Print all the entries verbatim.

-- start --

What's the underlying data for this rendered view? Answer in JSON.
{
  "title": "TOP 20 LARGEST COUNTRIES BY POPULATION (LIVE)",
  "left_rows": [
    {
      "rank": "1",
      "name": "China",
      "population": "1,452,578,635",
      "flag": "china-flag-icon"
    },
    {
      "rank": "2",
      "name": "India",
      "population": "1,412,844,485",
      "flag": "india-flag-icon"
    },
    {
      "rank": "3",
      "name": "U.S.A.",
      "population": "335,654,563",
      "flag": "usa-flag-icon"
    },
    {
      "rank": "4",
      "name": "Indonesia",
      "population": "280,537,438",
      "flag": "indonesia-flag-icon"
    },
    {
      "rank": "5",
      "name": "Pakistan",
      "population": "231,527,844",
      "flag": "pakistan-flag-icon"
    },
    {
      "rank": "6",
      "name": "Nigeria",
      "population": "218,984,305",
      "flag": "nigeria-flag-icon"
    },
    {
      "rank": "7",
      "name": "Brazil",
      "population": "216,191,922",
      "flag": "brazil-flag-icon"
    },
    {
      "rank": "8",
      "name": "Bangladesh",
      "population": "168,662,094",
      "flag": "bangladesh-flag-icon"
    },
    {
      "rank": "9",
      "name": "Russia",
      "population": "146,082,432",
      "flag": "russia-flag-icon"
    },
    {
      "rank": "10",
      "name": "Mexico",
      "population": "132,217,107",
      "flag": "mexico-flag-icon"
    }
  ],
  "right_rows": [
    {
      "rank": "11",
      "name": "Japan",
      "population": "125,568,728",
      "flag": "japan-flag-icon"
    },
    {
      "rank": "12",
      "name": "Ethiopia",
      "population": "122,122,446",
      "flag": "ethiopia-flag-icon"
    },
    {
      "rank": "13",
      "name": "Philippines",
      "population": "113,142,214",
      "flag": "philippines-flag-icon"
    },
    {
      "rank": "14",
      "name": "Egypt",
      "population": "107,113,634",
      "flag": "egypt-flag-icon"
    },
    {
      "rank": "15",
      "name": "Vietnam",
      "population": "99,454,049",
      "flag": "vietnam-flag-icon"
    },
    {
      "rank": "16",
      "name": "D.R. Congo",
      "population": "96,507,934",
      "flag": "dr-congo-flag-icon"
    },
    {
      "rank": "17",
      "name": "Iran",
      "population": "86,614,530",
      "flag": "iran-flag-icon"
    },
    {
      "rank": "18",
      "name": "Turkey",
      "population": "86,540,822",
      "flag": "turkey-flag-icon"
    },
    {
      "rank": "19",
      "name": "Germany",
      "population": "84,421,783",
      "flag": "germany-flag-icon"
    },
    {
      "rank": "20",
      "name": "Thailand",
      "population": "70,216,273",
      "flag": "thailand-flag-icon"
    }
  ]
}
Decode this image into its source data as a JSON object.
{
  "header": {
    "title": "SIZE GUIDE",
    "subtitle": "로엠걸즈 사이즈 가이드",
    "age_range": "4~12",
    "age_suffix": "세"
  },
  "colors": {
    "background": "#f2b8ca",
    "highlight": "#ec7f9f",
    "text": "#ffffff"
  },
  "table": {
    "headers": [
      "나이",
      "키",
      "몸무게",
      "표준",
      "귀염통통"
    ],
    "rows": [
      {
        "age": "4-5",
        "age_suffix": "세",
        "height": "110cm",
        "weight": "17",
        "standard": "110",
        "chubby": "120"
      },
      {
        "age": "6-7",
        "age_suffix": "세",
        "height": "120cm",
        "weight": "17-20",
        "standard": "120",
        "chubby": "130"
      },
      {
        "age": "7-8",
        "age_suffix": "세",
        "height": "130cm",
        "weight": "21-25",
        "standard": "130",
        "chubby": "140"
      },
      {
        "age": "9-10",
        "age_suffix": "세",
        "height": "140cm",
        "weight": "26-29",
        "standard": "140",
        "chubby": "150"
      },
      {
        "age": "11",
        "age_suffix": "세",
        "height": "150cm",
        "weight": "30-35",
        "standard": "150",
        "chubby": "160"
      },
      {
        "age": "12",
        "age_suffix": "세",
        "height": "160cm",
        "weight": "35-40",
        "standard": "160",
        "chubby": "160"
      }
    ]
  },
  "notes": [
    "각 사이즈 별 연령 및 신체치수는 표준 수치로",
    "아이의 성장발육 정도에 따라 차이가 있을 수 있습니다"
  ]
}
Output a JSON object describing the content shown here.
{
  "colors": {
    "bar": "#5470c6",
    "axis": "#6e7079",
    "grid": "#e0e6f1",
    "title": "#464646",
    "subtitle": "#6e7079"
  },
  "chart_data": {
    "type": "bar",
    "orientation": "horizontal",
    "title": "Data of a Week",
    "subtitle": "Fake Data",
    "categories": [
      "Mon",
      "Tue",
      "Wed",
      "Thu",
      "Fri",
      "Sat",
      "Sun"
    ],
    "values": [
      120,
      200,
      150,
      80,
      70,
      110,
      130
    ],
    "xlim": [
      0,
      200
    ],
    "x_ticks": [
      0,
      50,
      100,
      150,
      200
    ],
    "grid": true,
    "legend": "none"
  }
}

-- end --

OUTPUT FOR THIS EXERCISE:
What's the underlying data for this rendered view? Answer in JSON.
{
  "title": "TOP 20 LARGEST COUNTRIES BY POPULATION (LIVE)",
  "left_rows": [
    {
      "rank": "1",
      "name": "China",
      "population": "1,452,578,635",
      "flag": "china-flag-icon"
    },
    {
      "rank": "2",
      "name": "India",
      "population": "1,412,844,485",
      "flag": "india-flag-icon"
    },
    {
      "rank": "3",
      "name": "U.S.A.",
      "population": "335,654,563",
      "flag": "usa-flag-icon"
    },
    {
      "rank": "4",
      "name": "Indonesia",
      "population": "280,537,438",
      "flag": "indonesia-flag-icon"
    },
    {
      "rank": "5",
      "name": "Pakistan",
      "population": "231,527,844",
      "flag": "pakistan-flag-icon"
    },
    {
      "rank": "6",
      "name": "Nigeria",
      "population": "218,984,305",
      "flag": "nigeria-flag-icon"
    },
    {
      "rank": "7",
      "name": "Brazil",
      "population": "216,191,922",
      "flag": "brazil-flag-icon"
    },
    {
      "rank": "8",
      "name": "Bangladesh",
      "population": "168,662,094",
      "flag": "bangladesh-flag-icon"
    },
    {
      "rank": "9",
      "name": "Russia",
      "population": "146,082,432",
      "flag": "russia-flag-icon"
    },
    {
      "rank": "10",
      "name": "Mexico",
      "population": "132,217,107",
      "flag": "mexico-flag-icon"
    }
  ],
  "right_rows": [
    {
      "rank": "11",
      "name": "Japan",
      "population": "125,568,728",
      "flag": "japan-flag-icon"
    },
    {
      "rank": "12",
      "name": "Ethiopia",
      "population": "122,122,446",
      "flag": "ethiopia-flag-icon"
    },
    {
      "rank": "13",
      "name": "Philippines",
      "population": "113,142,214",
      "flag": "philippines-flag-icon"
    },
    {
      "rank": "14",
      "name": "Egypt",
      "population": "107,113,634",
      "flag": "egypt-flag-icon"
    },
    {
      "rank": "15",
      "name": "Vietnam",
      "population": "99,454,049",
      "flag": "vietnam-flag-icon"
    },
    {
      "rank": "16",
      "name": "D.R. Congo",
      "population": "96,507,934",
      "flag": "dr-congo-flag-icon"
    },
    {
      "rank": "17",
      "name": "Iran",
      "population": "86,614,530",
      "flag": "iran-flag-icon"
    },
    {
      "rank": "18",
      "name": "Turkey",
      "population": "86,540,822",
      "flag": "turkey-flag-icon"
    },
    {
      "rank": "19",
      "name": "Germany",
      "population": "84,421,783",
      "flag": "germany-flag-icon"
    },
    {
      "rank": "20",
      "name": "Thailand",
      "population": "70,216,273",
      "flag": "thailand-flag-icon"
    }
  ]
}
Decode this image into its source data as a JSON object.
{
  "header": {
    "title": "SIZE GUIDE",
    "subtitle": "로엠걸즈 사이즈 가이드",
    "age_range": "4~12",
    "age_suffix": "세"
  },
  "colors": {
    "background": "#f2b8ca",
    "highlight": "#ec7f9f",
    "text": "#ffffff"
  },
  "table": {
    "headers": [
      "나이",
      "키",
      "몸무게",
      "표준",
      "귀염통통"
    ],
    "rows": [
      {
        "age": "4-5",
        "age_suffix": "세",
        "height": "110cm",
        "weight": "17",
        "standard": "110",
        "chubby": "120"
      },
      {
        "age": "6-7",
        "age_suffix": "세",
        "height": "120cm",
        "weight": "17-20",
        "standard": "120",
        "chubby": "130"
      },
      {
        "age": "7-8",
        "age_suffix": "세",
        "height": "130cm",
        "weight": "21-25",
        "standard": "130",
        "chubby": "140"
      },
      {
        "age": "9-10",
        "age_suffix": "세",
        "height": "140cm",
        "weight": "26-29",
        "standard": "140",
        "chubby": "150"
      },
      {
        "age": "11",
        "age_suffix": "세",
        "height": "150cm",
        "weight": "30-35",
        "standard": "150",
        "chubby": "160"
      },
      {
        "age": "12",
        "age_suffix": "세",
        "height": "160cm",
        "weight": "35-40",
        "standard": "160",
        "chubby": "160"
      }
    ]
  },
  "notes": [
    "각 사이즈 별 연령 및 신체치수는 표준 수치로",
    "아이의 성장발육 정도에 따라 차이가 있을 수 있습니다"
  ]
}
Output a JSON object describing the content shown here.
{
  "colors": {
    "bar": "#5470c6",
    "axis": "#6e7079",
    "grid": "#e0e6f1",
    "title": "#464646",
    "subtitle": "#6e7079"
  },
  "chart_data": {
    "type": "bar",
    "orientation": "horizontal",
    "title": "Data of a Week",
    "subtitle": "Fake Data",
    "categories": [
      "Mon",
      "Tue",
      "Wed",
      "Thu",
      "Fri",
      "Sat",
      "Sun"
    ],
    "values": [
      120,
      200,
      150,
      80,
      70,
      110,
      130
    ],
    "xlim": [
      0,
      200
    ],
    "x_ticks": [
      0,
      50,
      100,
      150,
      200
    ],
    "grid": true,
    "legend": "none"
  }
}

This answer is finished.